- **WORK ORDER**
Given the entries below, copy each of them out exactly.

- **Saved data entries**

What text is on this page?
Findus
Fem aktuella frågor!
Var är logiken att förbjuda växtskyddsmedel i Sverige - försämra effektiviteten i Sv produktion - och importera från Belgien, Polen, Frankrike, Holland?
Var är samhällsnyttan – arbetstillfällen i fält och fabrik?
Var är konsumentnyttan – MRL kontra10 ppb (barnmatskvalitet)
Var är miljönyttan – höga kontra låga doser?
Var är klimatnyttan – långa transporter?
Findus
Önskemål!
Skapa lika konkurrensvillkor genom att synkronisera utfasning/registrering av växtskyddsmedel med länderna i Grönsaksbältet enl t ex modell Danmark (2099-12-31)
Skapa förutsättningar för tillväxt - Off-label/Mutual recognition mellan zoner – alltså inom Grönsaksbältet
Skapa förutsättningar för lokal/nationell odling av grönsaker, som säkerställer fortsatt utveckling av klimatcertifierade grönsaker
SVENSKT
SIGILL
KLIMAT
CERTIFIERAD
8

- **TASK RESPONSE**
What text is on this page?
Findus
Fem aktuella frågor!
Var är logiken att förbjuda växtskyddsmedel i Sverige - försämra effektiviteten i Sv produktion - och importera från Belgien, Polen, Frankrike, Holland?
Var är samhällsnyttan – arbetstillfällen i fält och fabrik?
Var är konsumentnyttan – MRL kontra10 ppb (barnmatskvalitet)
Var är miljönyttan – höga kontra låga doser?
Var är klimatnyttan – långa transporter?
Findus
Önskemål!
Skapa lika konkurrensvillkor genom att synkronisera utfasning/registrering av växtskyddsmedel med länderna i Grönsaksbältet enl t ex modell Danmark (2099-12-31)
Skapa förutsättningar för tillväxt - Off-label/Mutual recognition mellan zoner – alltså inom Grönsaksbältet
Skapa förutsättningar för lokal/nationell odling av grönsaker, som säkerställer fortsatt utveckling av klimatcertifierade grönsaker
SVENSKT
SIGILL
KLIMAT
CERTIFIERAD
8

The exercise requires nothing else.